%%
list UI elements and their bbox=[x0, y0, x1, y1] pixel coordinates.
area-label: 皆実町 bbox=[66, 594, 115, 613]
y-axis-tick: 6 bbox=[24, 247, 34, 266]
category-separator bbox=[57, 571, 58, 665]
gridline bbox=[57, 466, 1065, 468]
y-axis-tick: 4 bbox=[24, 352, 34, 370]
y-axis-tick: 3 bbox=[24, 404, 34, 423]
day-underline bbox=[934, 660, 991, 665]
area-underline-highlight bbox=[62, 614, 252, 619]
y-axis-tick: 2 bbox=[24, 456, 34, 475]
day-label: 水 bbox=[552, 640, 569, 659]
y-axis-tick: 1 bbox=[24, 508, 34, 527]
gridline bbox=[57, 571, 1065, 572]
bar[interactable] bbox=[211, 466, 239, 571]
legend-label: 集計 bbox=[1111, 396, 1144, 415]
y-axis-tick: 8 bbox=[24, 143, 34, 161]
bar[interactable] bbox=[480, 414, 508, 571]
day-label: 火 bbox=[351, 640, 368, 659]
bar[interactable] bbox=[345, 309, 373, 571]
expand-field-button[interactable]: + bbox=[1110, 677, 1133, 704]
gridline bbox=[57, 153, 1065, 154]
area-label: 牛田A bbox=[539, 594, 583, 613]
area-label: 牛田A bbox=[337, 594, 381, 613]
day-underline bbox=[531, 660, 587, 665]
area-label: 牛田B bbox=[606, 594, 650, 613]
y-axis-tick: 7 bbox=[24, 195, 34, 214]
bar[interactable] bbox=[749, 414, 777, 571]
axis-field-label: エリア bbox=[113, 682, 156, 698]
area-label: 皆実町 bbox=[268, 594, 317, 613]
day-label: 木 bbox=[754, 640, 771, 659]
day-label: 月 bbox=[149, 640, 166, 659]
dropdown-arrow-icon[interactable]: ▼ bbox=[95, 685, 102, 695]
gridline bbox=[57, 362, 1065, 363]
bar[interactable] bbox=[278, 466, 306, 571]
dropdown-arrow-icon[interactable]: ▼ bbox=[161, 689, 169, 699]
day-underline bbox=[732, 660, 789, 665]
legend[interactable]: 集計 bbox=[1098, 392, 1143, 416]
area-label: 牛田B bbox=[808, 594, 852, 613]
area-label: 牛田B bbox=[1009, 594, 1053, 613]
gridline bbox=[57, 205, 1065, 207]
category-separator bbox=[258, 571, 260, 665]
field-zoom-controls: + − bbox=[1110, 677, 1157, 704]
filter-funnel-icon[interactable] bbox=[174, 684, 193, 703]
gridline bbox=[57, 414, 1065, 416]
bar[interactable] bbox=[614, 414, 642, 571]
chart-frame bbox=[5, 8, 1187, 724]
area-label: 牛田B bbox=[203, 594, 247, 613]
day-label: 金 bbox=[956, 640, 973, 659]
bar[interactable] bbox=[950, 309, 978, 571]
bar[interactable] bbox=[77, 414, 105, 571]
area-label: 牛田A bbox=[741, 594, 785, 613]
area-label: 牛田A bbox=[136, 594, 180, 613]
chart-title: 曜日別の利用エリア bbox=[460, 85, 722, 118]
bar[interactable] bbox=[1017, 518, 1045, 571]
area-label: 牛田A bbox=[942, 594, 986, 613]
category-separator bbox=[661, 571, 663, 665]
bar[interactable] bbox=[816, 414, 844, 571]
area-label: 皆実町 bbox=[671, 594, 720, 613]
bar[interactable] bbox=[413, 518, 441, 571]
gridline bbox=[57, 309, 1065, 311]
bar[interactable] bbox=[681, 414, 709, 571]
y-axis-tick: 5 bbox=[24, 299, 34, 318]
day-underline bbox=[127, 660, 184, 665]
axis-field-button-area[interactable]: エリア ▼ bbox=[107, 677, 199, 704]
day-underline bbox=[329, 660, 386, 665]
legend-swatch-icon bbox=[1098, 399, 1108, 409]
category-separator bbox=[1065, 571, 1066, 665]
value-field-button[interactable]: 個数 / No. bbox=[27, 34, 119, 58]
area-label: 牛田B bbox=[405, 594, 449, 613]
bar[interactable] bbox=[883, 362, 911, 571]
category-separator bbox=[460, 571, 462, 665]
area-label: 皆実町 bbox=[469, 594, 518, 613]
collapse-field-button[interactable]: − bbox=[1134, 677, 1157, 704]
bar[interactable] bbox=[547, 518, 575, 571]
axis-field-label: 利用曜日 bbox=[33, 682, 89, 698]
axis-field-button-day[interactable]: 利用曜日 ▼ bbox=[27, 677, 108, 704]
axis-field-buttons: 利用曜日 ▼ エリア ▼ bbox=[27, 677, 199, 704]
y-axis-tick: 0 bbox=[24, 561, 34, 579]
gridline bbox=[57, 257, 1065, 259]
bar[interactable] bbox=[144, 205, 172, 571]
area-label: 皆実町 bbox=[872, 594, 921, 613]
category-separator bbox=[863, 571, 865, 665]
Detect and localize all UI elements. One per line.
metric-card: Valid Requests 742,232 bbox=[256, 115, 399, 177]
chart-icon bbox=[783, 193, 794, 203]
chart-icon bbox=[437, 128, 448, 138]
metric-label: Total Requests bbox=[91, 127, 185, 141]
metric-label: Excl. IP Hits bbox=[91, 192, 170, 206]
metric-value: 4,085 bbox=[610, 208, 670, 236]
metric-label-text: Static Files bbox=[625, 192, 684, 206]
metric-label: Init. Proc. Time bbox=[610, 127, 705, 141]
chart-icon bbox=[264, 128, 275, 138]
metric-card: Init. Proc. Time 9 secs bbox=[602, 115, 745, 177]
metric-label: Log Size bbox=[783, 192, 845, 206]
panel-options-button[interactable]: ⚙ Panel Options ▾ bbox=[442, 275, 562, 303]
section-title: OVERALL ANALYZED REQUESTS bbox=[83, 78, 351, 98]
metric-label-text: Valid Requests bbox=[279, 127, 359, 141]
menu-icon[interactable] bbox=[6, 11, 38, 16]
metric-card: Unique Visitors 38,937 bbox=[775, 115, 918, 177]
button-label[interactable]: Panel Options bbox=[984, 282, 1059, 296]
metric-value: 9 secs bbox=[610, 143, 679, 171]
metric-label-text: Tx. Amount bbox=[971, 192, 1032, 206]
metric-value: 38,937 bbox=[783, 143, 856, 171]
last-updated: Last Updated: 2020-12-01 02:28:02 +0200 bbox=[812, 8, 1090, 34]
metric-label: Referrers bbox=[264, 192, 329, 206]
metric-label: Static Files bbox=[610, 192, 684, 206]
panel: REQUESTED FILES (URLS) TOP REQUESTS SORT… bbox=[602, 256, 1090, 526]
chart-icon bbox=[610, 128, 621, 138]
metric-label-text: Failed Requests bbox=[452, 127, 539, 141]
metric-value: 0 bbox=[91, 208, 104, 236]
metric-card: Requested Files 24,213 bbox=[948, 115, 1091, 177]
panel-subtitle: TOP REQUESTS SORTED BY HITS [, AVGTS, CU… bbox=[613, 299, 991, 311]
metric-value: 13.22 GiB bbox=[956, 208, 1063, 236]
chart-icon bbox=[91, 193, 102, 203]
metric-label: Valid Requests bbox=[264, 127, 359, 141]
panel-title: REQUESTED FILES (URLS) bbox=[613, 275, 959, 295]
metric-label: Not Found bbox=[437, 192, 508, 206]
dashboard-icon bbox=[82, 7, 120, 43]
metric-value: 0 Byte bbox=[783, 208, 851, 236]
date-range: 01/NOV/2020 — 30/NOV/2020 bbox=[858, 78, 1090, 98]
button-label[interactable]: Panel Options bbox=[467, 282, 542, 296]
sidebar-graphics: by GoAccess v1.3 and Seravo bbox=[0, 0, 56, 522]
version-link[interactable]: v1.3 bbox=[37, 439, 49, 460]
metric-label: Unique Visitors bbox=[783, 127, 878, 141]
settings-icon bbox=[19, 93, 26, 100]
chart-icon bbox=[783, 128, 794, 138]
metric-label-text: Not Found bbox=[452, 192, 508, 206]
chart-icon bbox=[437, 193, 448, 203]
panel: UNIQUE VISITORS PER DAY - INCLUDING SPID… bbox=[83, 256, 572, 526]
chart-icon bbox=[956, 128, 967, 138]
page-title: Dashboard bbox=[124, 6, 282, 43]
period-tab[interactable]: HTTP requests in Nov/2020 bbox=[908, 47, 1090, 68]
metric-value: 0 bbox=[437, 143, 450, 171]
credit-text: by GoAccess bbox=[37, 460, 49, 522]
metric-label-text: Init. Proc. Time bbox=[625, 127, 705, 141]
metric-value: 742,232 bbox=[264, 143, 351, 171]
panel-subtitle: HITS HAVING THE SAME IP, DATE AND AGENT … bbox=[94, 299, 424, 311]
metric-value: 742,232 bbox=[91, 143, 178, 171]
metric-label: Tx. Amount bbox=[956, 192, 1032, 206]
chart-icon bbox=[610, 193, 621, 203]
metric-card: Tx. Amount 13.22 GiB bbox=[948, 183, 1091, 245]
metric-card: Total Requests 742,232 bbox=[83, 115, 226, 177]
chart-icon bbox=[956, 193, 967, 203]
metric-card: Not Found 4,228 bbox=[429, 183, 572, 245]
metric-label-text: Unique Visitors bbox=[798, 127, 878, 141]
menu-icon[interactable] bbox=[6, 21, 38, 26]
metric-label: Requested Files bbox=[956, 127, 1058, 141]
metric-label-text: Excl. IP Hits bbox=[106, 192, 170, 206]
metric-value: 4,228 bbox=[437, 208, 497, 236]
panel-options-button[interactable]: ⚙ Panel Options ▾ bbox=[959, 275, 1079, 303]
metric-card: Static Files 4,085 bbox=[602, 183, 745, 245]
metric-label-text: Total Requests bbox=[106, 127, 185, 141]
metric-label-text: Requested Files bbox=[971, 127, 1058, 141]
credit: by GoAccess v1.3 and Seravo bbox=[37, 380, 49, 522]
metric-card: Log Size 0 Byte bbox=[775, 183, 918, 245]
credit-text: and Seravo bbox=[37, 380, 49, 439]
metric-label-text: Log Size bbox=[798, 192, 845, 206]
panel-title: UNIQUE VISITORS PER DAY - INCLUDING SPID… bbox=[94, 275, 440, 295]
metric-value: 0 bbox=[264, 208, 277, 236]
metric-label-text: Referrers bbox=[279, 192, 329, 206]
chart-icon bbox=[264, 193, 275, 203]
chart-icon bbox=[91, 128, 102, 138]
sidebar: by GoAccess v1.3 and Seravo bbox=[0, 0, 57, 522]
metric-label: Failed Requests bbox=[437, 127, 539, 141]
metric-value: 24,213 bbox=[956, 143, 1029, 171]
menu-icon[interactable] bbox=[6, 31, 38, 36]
%%
## Exercise directions
Write the items from the very first line through the line containing "y-axis-tick: 3 bbox=[24, 404, 34, 423]" as a numbered list, leaving out blank lines.

## Result of the exercise
1. list UI elements and their bbox=[x0, y0, x1, y1] pixel coordinates.
2. area-label: 皆実町 bbox=[66, 594, 115, 613]
3. y-axis-tick: 6 bbox=[24, 247, 34, 266]
4. category-separator bbox=[57, 571, 58, 665]
5. gridline bbox=[57, 466, 1065, 468]
6. y-axis-tick: 4 bbox=[24, 352, 34, 370]
7. y-axis-tick: 3 bbox=[24, 404, 34, 423]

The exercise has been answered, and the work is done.